> _What you are asked to do_: Search the listing for the string "Edad" and copy every line that contains it.

> _Stored entries_:
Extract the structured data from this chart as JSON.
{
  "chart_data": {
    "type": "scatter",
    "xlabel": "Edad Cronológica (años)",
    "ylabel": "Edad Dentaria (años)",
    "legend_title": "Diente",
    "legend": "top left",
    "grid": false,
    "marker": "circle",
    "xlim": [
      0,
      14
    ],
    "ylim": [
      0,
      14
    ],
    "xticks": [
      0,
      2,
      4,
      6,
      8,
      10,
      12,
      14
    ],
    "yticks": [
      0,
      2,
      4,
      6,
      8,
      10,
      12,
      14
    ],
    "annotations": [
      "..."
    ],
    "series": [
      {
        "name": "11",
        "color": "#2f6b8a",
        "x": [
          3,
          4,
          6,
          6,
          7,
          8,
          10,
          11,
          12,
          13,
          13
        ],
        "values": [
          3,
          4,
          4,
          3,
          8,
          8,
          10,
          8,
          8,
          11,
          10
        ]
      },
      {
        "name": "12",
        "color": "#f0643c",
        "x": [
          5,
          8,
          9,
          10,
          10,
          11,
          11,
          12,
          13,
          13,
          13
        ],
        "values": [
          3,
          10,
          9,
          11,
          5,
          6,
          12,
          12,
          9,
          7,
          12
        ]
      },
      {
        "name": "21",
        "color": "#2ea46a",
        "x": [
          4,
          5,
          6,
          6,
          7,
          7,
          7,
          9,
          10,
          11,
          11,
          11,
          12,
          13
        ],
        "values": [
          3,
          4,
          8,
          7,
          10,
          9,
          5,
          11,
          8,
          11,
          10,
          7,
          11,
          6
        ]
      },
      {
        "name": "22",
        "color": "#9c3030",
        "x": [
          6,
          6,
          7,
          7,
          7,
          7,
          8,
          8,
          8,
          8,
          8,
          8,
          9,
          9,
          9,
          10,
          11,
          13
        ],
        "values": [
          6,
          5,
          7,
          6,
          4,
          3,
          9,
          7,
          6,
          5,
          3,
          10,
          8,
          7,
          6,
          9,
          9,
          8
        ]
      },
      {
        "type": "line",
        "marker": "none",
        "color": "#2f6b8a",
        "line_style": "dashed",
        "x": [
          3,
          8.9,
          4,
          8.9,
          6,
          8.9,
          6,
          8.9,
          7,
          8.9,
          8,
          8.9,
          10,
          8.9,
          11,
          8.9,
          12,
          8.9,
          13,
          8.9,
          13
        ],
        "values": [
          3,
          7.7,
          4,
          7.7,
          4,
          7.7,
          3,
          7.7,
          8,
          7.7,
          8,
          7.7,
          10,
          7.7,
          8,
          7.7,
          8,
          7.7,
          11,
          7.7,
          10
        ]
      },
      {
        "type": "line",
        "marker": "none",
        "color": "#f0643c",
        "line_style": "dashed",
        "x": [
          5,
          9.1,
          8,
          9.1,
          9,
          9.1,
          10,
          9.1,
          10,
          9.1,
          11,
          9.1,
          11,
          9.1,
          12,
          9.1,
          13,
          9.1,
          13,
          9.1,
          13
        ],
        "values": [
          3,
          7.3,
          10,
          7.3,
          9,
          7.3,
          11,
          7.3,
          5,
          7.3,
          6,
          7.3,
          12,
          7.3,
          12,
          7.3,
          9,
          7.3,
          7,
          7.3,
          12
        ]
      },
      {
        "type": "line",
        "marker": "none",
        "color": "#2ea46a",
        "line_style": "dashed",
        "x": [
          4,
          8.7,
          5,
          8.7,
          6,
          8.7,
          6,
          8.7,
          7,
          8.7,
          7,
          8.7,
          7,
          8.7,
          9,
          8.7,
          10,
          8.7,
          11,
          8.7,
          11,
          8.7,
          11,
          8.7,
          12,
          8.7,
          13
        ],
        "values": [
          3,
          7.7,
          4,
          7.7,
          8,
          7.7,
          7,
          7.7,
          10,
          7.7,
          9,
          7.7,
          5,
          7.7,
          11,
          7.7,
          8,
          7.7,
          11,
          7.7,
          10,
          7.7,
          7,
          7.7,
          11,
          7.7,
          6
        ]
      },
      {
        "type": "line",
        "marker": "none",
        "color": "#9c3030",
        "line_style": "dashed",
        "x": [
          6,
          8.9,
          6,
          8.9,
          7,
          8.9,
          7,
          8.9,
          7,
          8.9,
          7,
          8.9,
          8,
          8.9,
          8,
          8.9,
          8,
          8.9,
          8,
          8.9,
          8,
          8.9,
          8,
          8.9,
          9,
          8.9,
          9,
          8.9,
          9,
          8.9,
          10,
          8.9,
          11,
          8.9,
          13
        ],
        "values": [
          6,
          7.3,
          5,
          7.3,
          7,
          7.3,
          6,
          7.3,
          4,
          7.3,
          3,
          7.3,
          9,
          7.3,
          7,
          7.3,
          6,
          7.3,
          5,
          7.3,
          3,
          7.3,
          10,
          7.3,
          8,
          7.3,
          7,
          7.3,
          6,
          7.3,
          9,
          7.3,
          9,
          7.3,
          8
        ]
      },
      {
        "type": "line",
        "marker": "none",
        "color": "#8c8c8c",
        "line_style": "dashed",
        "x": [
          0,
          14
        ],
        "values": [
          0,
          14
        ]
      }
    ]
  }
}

> _Problem solution_:
    "xlabel": "Edad Cronológica (años)",
    "ylabel": "Edad Dentaria (años)",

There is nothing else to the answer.